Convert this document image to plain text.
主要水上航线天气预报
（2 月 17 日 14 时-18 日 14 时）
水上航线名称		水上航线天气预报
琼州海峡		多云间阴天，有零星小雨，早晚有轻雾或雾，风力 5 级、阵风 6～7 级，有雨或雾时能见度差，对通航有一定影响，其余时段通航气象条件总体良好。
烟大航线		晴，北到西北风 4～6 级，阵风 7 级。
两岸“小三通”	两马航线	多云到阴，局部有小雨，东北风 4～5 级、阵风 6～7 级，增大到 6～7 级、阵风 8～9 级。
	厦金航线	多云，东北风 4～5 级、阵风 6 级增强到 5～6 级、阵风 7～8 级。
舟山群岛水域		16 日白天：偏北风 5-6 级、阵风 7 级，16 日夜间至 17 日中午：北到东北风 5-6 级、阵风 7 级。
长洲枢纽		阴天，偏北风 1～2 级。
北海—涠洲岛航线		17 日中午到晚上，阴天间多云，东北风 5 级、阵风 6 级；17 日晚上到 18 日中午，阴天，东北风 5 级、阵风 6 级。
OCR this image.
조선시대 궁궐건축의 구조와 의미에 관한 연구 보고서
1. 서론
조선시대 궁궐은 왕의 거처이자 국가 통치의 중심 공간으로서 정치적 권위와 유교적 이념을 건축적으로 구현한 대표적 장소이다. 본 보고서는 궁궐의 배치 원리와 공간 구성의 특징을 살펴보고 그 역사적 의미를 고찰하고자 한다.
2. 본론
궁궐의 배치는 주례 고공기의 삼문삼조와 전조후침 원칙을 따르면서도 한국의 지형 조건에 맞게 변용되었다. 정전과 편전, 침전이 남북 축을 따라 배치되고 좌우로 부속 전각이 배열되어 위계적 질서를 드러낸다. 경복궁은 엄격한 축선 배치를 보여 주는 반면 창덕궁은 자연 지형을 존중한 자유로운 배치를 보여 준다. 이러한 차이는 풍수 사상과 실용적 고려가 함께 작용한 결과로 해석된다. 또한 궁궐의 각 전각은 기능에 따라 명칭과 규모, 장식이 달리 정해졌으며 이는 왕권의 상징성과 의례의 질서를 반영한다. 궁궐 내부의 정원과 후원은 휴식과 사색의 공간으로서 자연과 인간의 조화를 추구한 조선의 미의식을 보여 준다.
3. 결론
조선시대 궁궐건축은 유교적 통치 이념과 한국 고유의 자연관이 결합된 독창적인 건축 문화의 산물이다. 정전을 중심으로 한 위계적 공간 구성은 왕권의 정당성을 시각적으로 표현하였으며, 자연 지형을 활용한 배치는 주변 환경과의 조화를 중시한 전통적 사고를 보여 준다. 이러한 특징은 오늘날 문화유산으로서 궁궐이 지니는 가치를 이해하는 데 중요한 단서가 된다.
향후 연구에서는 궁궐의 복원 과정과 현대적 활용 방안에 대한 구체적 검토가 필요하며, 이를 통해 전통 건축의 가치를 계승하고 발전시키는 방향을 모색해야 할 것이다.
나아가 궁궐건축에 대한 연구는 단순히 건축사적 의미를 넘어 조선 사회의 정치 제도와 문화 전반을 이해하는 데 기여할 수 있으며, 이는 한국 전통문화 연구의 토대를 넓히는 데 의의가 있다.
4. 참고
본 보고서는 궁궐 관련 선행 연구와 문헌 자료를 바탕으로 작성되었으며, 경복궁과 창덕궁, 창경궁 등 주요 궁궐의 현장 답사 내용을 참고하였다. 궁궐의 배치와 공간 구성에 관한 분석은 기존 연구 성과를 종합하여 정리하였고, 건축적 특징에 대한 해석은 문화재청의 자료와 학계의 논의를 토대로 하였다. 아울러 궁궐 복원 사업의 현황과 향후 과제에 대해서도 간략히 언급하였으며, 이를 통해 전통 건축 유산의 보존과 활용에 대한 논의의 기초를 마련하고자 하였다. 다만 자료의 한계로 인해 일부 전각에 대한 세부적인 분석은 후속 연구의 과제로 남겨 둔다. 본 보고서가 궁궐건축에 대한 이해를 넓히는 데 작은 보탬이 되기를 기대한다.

########

> _What is required_: Recopy all the lines exactly as they appear.

> _Solution for this task_:
Convert this document image to plain text.
主要水上航线天气预报
（2 月 17 日 14 时-18 日 14 时）
水上航线名称		水上航线天气预报
琼州海峡		多云间阴天，有零星小雨，早晚有轻雾或雾，风力 5 级、阵风 6～7 级，有雨或雾时能见度差，对通航有一定影响，其余时段通航气象条件总体良好。
烟大航线		晴，北到西北风 4～6 级，阵风 7 级。
两岸“小三通”	两马航线	多云到阴，局部有小雨，东北风 4～5 级、阵风 6～7 级，增大到 6～7 级、阵风 8～9 级。
	厦金航线	多云，东北风 4～5 级、阵风 6 级增强到 5～6 级、阵风 7～8 级。
舟山群岛水域		16 日白天：偏北风 5-6 级、阵风 7 级，16 日夜间至 17 日中午：北到东北风 5-6 级、阵风 7 级。
长洲枢纽		阴天，偏北风 1～2 级。
北海—涠洲岛航线		17 日中午到晚上，阴天间多云，东北风 5 级、阵风 6 级；17 日晚上到 18 日中午，阴天，东北风 5 级、阵风 6 级。
OCR this image.
조선시대 궁궐건축의 구조와 의미에 관한 연구 보고서
1. 서론
조선시대 궁궐은 왕의 거처이자 국가 통치의 중심 공간으로서 정치적 권위와 유교적 이념을 건축적으로 구현한 대표적 장소이다. 본 보고서는 궁궐의 배치 원리와 공간 구성의 특징을 살펴보고 그 역사적 의미를 고찰하고자 한다.
2. 본론
궁궐의 배치는 주례 고공기의 삼문삼조와 전조후침 원칙을 따르면서도 한국의 지형 조건에 맞게 변용되었다. 정전과 편전, 침전이 남북 축을 따라 배치되고 좌우로 부속 전각이 배열되어 위계적 질서를 드러낸다. 경복궁은 엄격한 축선 배치를 보여 주는 반면 창덕궁은 자연 지형을 존중한 자유로운 배치를 보여 준다. 이러한 차이는 풍수 사상과 실용적 고려가 함께 작용한 결과로 해석된다. 또한 궁궐의 각 전각은 기능에 따라 명칭과 규모, 장식이 달리 정해졌으며 이는 왕권의 상징성과 의례의 질서를 반영한다. 궁궐 내부의 정원과 후원은 휴식과 사색의 공간으로서 자연과 인간의 조화를 추구한 조선의 미의식을 보여 준다.
3. 결론
조선시대 궁궐건축은 유교적 통치 이념과 한국 고유의 자연관이 결합된 독창적인 건축 문화의 산물이다. 정전을 중심으로 한 위계적 공간 구성은 왕권의 정당성을 시각적으로 표현하였으며, 자연 지형을 활용한 배치는 주변 환경과의 조화를 중시한 전통적 사고를 보여 준다. 이러한 특징은 오늘날 문화유산으로서 궁궐이 지니는 가치를 이해하는 데 중요한 단서가 된다.
향후 연구에서는 궁궐의 복원 과정과 현대적 활용 방안에 대한 구체적 검토가 필요하며, 이를 통해 전통 건축의 가치를 계승하고 발전시키는 방향을 모색해야 할 것이다.
나아가 궁궐건축에 대한 연구는 단순히 건축사적 의미를 넘어 조선 사회의 정치 제도와 문화 전반을 이해하는 데 기여할 수 있으며, 이는 한국 전통문화 연구의 토대를 넓히는 데 의의가 있다.
4. 참고
본 보고서는 궁궐 관련 선행 연구와 문헌 자료를 바탕으로 작성되었으며, 경복궁과 창덕궁, 창경궁 등 주요 궁궐의 현장 답사 내용을 참고하였다. 궁궐의 배치와 공간 구성에 관한 분석은 기존 연구 성과를 종합하여 정리하였고, 건축적 특징에 대한 해석은 문화재청의 자료와 학계의 논의를 토대로 하였다. 아울러 궁궐 복원 사업의 현황과 향후 과제에 대해서도 간략히 언급하였으며, 이를 통해 전통 건축 유산의 보존과 활용에 대한 논의의 기초를 마련하고자 하였다. 다만 자료의 한계로 인해 일부 전각에 대한 세부적인 분석은 후속 연구의 과제로 남겨 둔다. 본 보고서가 궁궐건축에 대한 이해를 넓히는 데 작은 보탬이 되기를 기대한다.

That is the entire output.